**PROBLEM DETAILS**
Copy the data below word for word, leaving out the pictures.
++++++++++
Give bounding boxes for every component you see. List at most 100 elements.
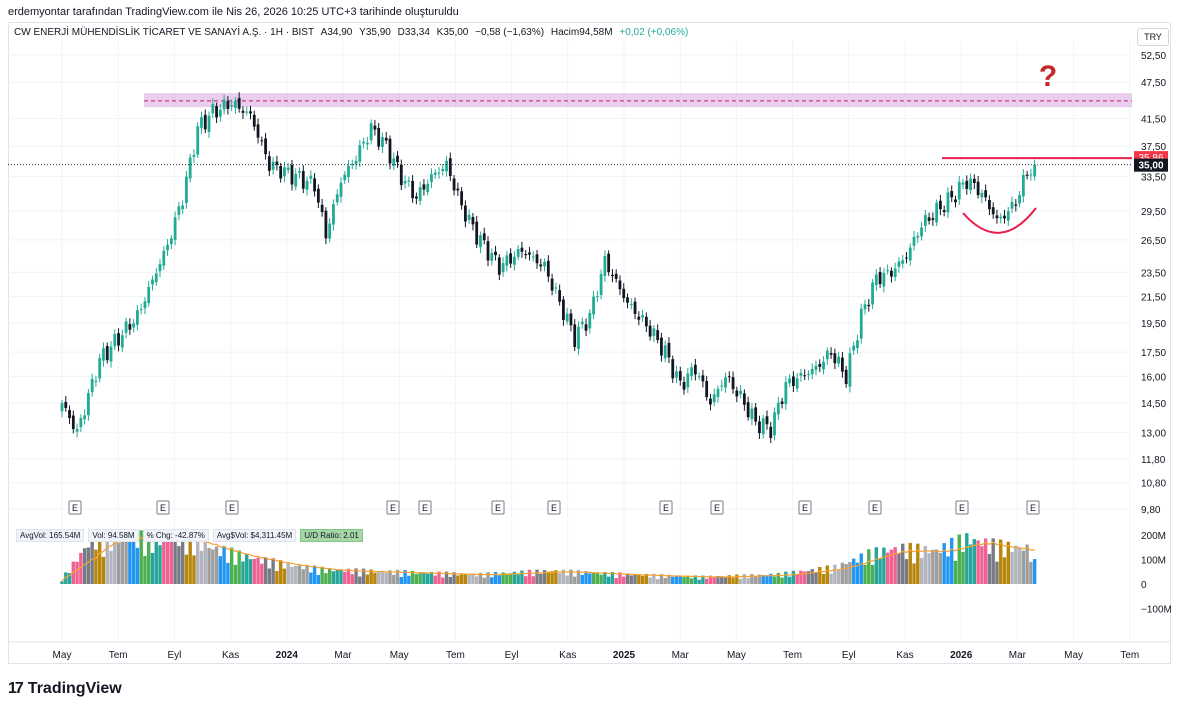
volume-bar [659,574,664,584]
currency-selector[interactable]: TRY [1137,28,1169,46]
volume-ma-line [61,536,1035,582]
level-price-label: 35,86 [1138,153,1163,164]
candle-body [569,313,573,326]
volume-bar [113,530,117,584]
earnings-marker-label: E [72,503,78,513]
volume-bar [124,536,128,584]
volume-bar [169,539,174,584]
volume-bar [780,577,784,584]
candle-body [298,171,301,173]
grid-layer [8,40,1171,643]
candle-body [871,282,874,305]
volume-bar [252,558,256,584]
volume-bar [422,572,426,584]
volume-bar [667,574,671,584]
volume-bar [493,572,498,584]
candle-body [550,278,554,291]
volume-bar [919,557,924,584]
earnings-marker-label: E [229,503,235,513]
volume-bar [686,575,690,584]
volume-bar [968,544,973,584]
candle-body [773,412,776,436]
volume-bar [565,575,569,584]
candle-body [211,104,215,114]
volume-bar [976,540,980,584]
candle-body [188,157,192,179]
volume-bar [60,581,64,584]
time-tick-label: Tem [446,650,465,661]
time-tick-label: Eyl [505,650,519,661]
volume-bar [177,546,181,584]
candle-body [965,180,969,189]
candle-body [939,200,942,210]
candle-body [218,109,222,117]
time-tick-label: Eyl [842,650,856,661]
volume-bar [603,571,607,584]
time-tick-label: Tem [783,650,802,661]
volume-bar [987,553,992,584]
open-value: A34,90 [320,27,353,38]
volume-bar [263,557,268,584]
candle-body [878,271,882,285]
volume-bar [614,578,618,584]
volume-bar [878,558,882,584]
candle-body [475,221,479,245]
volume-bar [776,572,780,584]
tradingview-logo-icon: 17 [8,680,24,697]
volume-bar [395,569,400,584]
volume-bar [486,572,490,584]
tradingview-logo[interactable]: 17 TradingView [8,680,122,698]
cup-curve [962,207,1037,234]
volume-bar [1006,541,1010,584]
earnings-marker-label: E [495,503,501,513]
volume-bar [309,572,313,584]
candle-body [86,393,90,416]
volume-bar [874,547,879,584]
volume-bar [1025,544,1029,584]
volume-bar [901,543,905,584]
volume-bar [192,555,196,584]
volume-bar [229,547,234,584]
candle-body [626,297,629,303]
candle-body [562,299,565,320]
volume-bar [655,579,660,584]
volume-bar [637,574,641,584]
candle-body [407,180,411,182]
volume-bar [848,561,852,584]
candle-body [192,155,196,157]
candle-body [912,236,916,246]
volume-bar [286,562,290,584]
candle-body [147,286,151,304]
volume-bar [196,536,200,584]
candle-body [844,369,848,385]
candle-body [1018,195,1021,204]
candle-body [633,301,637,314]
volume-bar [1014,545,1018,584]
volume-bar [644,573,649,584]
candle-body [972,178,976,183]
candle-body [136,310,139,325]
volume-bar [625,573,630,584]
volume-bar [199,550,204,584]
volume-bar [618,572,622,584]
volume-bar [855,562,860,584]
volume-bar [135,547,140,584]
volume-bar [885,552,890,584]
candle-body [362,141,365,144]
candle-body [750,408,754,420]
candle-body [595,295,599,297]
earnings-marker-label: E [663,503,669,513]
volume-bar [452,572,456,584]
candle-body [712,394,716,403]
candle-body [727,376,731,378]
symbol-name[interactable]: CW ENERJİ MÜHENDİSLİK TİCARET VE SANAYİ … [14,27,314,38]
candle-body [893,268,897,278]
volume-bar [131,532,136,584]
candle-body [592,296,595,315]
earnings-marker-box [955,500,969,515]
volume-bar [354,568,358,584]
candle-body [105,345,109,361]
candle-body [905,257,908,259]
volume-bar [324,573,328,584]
++++++++++
**OUTPUT FOR THIS EXERCISE**
Give bounding boxes for every component you see. List at most 100 elements.
volume-bar [659,574,664,584]
currency-selector[interactable]: TRY [1137,28,1169,46]
volume-ma-line [61,536,1035,582]
level-price-label: 35,86 [1138,153,1163,164]
candle-body [569,313,573,326]
volume-bar [113,530,117,584]
earnings-marker-label: E [72,503,78,513]
volume-bar [124,536,128,584]
volume-bar [169,539,174,584]
volume-bar [780,577,784,584]
candle-body [298,171,301,173]
grid-layer [8,40,1171,643]
candle-body [871,282,874,305]
volume-bar [252,558,256,584]
volume-bar [422,572,426,584]
volume-bar [667,574,671,584]
volume-bar [493,572,498,584]
candle-body [550,278,554,291]
volume-bar [919,557,924,584]
earnings-marker-label: E [229,503,235,513]
volume-bar [686,575,690,584]
volume-bar [968,544,973,584]
candle-body [773,412,776,436]
volume-bar [565,575,569,584]
candle-body [211,104,215,114]
volume-bar [976,540,980,584]
candle-body [188,157,192,179]
volume-bar [60,581,64,584]
time-tick-label: Tem [446,650,465,661]
time-tick-label: Eyl [505,650,519,661]
volume-bar [177,546,181,584]
candle-body [965,180,969,189]
candle-body [939,200,942,210]
candle-body [218,109,222,117]
time-tick-label: Eyl [842,650,856,661]
volume-bar [603,571,607,584]
time-tick-label: Tem [783,650,802,661]
volume-bar [987,553,992,584]
open-value: A34,90 [320,27,353,38]
volume-bar [263,557,268,584]
candle-body [878,271,882,285]
volume-bar [614,578,618,584]
volume-bar [878,558,882,584]
candle-body [475,221,479,245]
volume-bar [776,572,780,584]
tradingview-logo-icon: 17 [8,680,24,697]
volume-bar [395,569,400,584]
volume-bar [486,572,490,584]
tradingview-logo[interactable]: 17 TradingView [8,680,122,698]
cup-curve [962,207,1037,234]
volume-bar [1006,541,1010,584]
earnings-marker-label: E [495,503,501,513]
volume-bar [309,572,313,584]
candle-body [86,393,90,416]
volume-bar [874,547,879,584]
volume-bar [1025,544,1029,584]
volume-bar [901,543,905,584]
volume-bar [192,555,196,584]
volume-bar [229,547,234,584]
candle-body [626,297,629,303]
candle-body [562,299,565,320]
volume-bar [655,579,660,584]
volume-bar [637,574,641,584]
candle-body [407,180,411,182]
volume-bar [848,561,852,584]
candle-body [192,155,196,157]
candle-body [912,236,916,246]
volume-bar [286,562,290,584]
candle-body [147,286,151,304]
volume-bar [196,536,200,584]
candle-body [844,369,848,385]
candle-body [1018,195,1021,204]
candle-body [633,301,637,314]
volume-bar [1014,545,1018,584]
volume-bar [644,573,649,584]
candle-body [972,178,976,183]
candle-body [136,310,139,325]
volume-bar [625,573,630,584]
volume-bar [199,550,204,584]
volume-bar [618,572,622,584]
volume-bar [855,562,860,584]
volume-bar [135,547,140,584]
volume-bar [885,552,890,584]
candle-body [362,141,365,144]
candle-body [750,408,754,420]
candle-body [595,295,599,297]
earnings-marker-label: E [663,503,669,513]
volume-bar [452,572,456,584]
candle-body [712,394,716,403]
candle-body [727,376,731,378]
symbol-name[interactable]: CW ENERJİ MÜHENDİSLİK TİCARET VE SANAYİ … [14,27,314,38]
candle-body [893,268,897,278]
volume-bar [131,532,136,584]
candle-body [592,296,595,315]
earnings-marker-box [955,500,969,515]
volume-bar [354,568,358,584]
candle-body [105,345,109,361]
candle-body [905,257,908,259]
volume-bar [324,573,328,584]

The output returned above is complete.